WHAT TO PRODUCE >>
Lines containing "class" are to be counted. Report the count alone.

GIVEN DATA >>
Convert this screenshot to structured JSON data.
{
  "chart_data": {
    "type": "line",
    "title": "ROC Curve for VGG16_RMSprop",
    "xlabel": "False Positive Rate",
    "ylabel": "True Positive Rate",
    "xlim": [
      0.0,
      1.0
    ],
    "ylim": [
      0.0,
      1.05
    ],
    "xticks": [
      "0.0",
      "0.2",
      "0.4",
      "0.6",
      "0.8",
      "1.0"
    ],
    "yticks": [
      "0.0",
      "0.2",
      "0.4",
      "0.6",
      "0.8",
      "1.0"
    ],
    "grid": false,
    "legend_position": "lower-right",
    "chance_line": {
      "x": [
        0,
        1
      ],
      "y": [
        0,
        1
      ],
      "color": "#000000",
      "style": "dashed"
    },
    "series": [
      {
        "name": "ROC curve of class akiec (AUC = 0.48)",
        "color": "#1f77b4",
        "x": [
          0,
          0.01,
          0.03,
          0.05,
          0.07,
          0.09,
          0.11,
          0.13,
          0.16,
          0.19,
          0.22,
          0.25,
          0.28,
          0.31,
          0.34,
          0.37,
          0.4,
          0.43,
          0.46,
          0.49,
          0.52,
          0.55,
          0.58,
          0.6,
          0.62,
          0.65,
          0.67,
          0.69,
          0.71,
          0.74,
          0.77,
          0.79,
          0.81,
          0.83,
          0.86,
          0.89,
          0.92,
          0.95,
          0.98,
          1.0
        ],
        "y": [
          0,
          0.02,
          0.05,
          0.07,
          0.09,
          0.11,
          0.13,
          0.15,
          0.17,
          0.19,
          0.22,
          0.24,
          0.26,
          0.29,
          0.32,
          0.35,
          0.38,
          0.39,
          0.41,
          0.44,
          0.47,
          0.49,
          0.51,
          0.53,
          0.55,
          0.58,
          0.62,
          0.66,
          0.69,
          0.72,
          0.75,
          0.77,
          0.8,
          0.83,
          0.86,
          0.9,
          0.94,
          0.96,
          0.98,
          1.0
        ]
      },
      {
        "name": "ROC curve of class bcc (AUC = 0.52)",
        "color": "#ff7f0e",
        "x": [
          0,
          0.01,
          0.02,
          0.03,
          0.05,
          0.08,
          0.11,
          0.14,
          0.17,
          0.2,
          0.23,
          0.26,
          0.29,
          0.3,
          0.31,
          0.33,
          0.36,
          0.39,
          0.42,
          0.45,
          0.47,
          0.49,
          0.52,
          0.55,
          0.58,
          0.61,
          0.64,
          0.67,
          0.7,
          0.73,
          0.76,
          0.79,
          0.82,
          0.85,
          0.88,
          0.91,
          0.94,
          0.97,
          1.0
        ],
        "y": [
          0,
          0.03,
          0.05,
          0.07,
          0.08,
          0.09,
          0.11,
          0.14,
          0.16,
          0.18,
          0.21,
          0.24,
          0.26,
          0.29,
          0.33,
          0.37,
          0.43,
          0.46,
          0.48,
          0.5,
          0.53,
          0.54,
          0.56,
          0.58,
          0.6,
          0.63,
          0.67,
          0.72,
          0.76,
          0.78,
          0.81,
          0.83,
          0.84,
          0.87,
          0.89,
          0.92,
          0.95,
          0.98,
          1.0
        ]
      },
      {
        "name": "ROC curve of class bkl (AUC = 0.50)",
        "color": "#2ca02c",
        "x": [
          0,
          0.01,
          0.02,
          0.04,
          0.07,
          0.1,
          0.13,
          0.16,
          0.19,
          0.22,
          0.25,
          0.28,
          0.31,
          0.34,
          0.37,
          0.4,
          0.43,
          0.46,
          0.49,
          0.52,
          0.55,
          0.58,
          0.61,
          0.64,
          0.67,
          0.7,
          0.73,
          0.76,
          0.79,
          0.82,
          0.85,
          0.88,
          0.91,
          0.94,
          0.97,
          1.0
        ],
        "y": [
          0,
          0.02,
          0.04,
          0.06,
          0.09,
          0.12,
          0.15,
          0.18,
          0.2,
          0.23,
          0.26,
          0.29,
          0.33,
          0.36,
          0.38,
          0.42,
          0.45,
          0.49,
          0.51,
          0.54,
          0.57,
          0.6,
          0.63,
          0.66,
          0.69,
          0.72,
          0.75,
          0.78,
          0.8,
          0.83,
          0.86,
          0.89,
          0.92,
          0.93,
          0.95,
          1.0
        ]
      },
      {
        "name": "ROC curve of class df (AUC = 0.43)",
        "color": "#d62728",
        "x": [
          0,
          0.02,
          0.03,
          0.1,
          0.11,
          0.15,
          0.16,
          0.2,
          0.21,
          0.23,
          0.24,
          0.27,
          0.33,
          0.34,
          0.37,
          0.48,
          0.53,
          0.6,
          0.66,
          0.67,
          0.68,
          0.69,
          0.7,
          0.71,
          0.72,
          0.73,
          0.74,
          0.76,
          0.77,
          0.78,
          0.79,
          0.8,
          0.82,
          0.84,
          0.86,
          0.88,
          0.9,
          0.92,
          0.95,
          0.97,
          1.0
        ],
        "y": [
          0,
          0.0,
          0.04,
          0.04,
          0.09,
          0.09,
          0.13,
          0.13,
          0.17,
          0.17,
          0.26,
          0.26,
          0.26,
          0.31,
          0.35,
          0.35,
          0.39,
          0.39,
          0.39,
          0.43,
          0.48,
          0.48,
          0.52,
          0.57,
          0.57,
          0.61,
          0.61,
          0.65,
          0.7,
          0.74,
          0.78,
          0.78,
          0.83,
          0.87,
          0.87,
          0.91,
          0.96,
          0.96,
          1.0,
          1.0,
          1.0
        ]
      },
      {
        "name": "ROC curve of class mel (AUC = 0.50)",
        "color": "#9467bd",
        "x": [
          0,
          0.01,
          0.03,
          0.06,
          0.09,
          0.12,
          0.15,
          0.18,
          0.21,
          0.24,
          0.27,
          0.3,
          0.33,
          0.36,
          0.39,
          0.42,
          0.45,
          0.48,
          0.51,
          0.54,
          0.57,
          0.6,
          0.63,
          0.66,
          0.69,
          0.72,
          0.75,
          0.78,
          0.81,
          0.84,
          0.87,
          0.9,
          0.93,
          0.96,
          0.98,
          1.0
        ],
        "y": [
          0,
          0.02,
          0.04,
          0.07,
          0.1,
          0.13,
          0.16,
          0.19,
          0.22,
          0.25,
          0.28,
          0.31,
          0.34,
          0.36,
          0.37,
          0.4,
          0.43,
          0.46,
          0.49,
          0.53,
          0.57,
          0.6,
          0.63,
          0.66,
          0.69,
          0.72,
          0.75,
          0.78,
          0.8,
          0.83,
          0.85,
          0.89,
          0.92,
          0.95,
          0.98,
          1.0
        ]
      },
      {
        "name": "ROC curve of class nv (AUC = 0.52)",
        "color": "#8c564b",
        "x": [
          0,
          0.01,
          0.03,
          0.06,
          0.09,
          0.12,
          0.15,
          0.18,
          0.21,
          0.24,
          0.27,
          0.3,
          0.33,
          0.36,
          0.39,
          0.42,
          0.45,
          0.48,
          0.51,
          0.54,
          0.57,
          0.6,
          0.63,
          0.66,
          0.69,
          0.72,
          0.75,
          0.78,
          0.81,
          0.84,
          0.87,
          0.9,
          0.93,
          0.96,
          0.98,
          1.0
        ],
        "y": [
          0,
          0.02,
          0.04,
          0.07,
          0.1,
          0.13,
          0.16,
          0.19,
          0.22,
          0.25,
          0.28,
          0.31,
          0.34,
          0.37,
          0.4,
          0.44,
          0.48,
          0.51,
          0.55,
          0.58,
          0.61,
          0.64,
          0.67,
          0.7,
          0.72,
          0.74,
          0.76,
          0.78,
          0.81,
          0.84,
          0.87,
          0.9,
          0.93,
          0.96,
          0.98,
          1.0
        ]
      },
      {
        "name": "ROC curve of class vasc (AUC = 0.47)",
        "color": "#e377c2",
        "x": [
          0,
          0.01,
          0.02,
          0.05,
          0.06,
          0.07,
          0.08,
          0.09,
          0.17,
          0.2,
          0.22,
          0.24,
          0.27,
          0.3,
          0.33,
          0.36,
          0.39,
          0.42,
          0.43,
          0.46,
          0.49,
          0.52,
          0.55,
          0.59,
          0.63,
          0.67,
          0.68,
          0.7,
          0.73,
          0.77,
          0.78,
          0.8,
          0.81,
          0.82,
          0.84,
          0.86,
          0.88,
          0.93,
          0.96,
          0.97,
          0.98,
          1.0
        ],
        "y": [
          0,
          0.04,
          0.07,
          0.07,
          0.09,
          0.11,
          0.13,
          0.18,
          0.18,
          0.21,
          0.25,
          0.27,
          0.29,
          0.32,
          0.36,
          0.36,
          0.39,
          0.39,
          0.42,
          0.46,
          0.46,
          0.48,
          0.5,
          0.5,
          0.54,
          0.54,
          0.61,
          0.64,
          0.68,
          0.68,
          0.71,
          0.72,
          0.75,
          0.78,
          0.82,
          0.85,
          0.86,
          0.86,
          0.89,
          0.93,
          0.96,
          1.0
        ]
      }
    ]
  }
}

FINAL RESULT >>
7